** start of Input data **

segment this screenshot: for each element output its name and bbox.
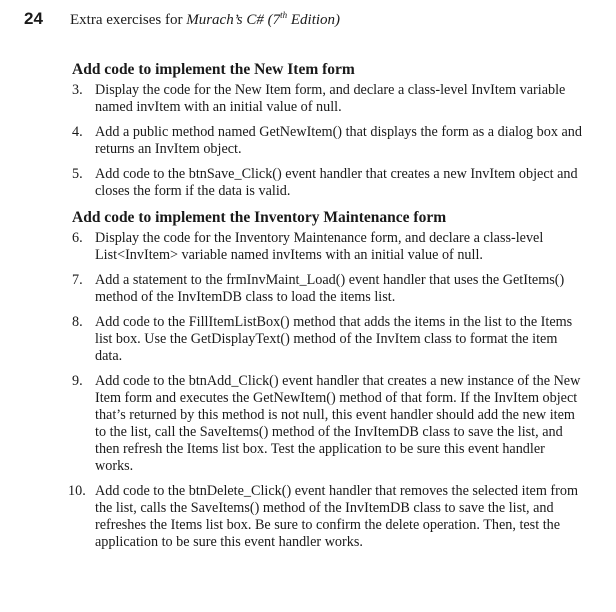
- running-title-suffix: Edition): [287, 12, 341, 28]
- exercise-number: 6.: [72, 230, 83, 246]
- exercise-item: [72, 272, 586, 306]
- exercise-text: Add a statement to the frmInvMaint_Load() event handler that uses the GetItems() method of the InvItemDB class to load the items list.: [95, 272, 565, 305]
- exercise-item: [72, 166, 586, 200]
- exercise-item: [72, 124, 586, 158]
- exercise-text: Add code to the btnDelete_Click() event handler that removes the selected item from the list, calls the SaveItems() method of the InvItemDB class to save the list, and refreshes the Items list box. Be sure to confirm the delete operation. Then, test the application to be sure this event handler works.: [95, 483, 578, 550]
- exercise-number: 4.: [72, 124, 83, 140]
- running-title-book: Murach’s C# (7: [186, 12, 281, 28]
- exercise-list-inventory-maintenance-form: [68, 230, 586, 551]
- exercise-text: Add a public method named GetNewItem() that displays the form as a dialog box and returns an InvItem object.: [95, 124, 582, 157]
- section-heading-new-item-form: Add code to implement the New Item form: [72, 61, 355, 78]
- running-title-prefix: Extra exercises for: [70, 12, 187, 28]
- exercise-text: Display the code for the New Item form, and declare a class-level InvItem variable named invItem with an initial value of null.: [95, 82, 566, 115]
- running-title-superscript: th: [280, 10, 288, 20]
- exercise-number: 10.: [68, 483, 86, 499]
- exercise-item: [72, 82, 586, 116]
- exercise-item: [72, 314, 586, 365]
- page-number: 24: [24, 9, 43, 28]
- exercise-text: Add code to the FillItemListBox() method that adds the items in the list to the Items list box. Use the GetDisplayText() method of the InvItem class to format the item data.: [95, 314, 573, 364]
- exercise-text: Display the code for the Inventory Maintenance form, and declare a class-level List<InvItem> variable named invItems with an initial value of null.: [95, 230, 544, 263]
- exercise-number: 9.: [72, 373, 83, 389]
- exercise-number: 5.: [72, 166, 83, 182]
- exercise-item: [72, 373, 586, 475]
- exercise-list-new-item-form: [72, 82, 586, 200]
- exercise-text: Add code to the btnSave_Click() event handler that creates a new InvItem object and closes the form if the data is valid.: [95, 166, 578, 199]
- exercise-number: 8.: [72, 314, 83, 330]
- exercise-text: Add code to the btnAdd_Click() event handler that creates a new instance of the New Item form and executes the GetNewItem() method of that form. If the InvItem object that’s returned by this method is not null, this event handler should add the new item to the list, call the SaveItems() method of the InvItemDB class to save the list, and then refresh the Items list box. Test the application to be sure this event handler works.: [95, 373, 581, 474]
- section-heading-inventory-maintenance-form: Add code to implement the Inventory Maintenance form: [72, 209, 447, 226]
- exercise-item: [72, 230, 586, 264]
- exercise-number: 3.: [72, 82, 83, 98]
- running-title: [70, 12, 340, 29]
- page-header: [24, 9, 340, 29]
- page-content: [68, 60, 586, 559]
- exercise-item: [68, 483, 586, 551]
- exercise-number: 7.: [72, 272, 83, 288]
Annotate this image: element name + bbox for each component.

** end of Input data **

### Written request
Could you retype all of the dataset rows above word for word, leaving out the pictures?

### Written response
segment this screenshot: for each element output its name and bbox.
- running-title-suffix: Edition): [287, 12, 341, 28]
- exercise-number: 6.: [72, 230, 83, 246]
- exercise-item: [72, 272, 586, 306]
- exercise-text: Add a statement to the frmInvMaint_Load() event handler that uses the GetItems() method of the InvItemDB class to load the items list.: [95, 272, 565, 305]
- exercise-item: [72, 166, 586, 200]
- exercise-item: [72, 124, 586, 158]
- exercise-text: Add code to the btnDelete_Click() event handler that removes the selected item from the list, calls the SaveItems() method of the InvItemDB class to save the list, and refreshes the Items list box. Be sure to confirm the delete operation. Then, test the application to be sure this event handler works.: [95, 483, 578, 550]
- exercise-number: 4.: [72, 124, 83, 140]
- running-title-book: Murach’s C# (7: [186, 12, 281, 28]
- exercise-list-inventory-maintenance-form: [68, 230, 586, 551]
- exercise-text: Add a public method named GetNewItem() that displays the form as a dialog box and returns an InvItem object.: [95, 124, 582, 157]
- section-heading-new-item-form: Add code to implement the New Item form: [72, 61, 355, 78]
- running-title-prefix: Extra exercises for: [70, 12, 187, 28]
- exercise-text: Display the code for the New Item form, and declare a class-level InvItem variable named invItem with an initial value of null.: [95, 82, 566, 115]
- running-title-superscript: th: [280, 10, 288, 20]
- exercise-number: 10.: [68, 483, 86, 499]
- exercise-item: [72, 82, 586, 116]
- exercise-item: [72, 314, 586, 365]
- page-number: 24: [24, 9, 43, 28]
- exercise-text: Add code to the FillItemListBox() method that adds the items in the list to the Items list box. Use the GetDisplayText() method of the InvItem class to format the item data.: [95, 314, 573, 364]
- exercise-text: Display the code for the Inventory Maintenance form, and declare a class-level List<InvItem> variable named invItems with an initial value of null.: [95, 230, 544, 263]
- exercise-number: 9.: [72, 373, 83, 389]
- exercise-number: 5.: [72, 166, 83, 182]
- exercise-item: [72, 373, 586, 475]
- exercise-list-new-item-form: [72, 82, 586, 200]
- exercise-text: Add code to the btnSave_Click() event handler that creates a new InvItem object and closes the form if the data is valid.: [95, 166, 578, 199]
- exercise-number: 8.: [72, 314, 83, 330]
- exercise-text: Add code to the btnAdd_Click() event handler that creates a new instance of the New Item form and executes the GetNewItem() method of that form. If the InvItem object that’s returned by this method is not null, this event handler should add the new item to the list, call the SaveItems() method of the InvItemDB class to save the list, and then refresh the Items list box. Test the application to be sure this event handler works.: [95, 373, 581, 474]
- section-heading-inventory-maintenance-form: Add code to implement the Inventory Maintenance form: [72, 209, 447, 226]
- exercise-item: [72, 230, 586, 264]
- exercise-number: 3.: [72, 82, 83, 98]
- running-title: [70, 12, 340, 29]
- page-header: [24, 9, 340, 29]
- page-content: [68, 60, 586, 559]
- exercise-item: [68, 483, 586, 551]
- exercise-number: 7.: [72, 272, 83, 288]
Annotate this image: element name + bbox for each component.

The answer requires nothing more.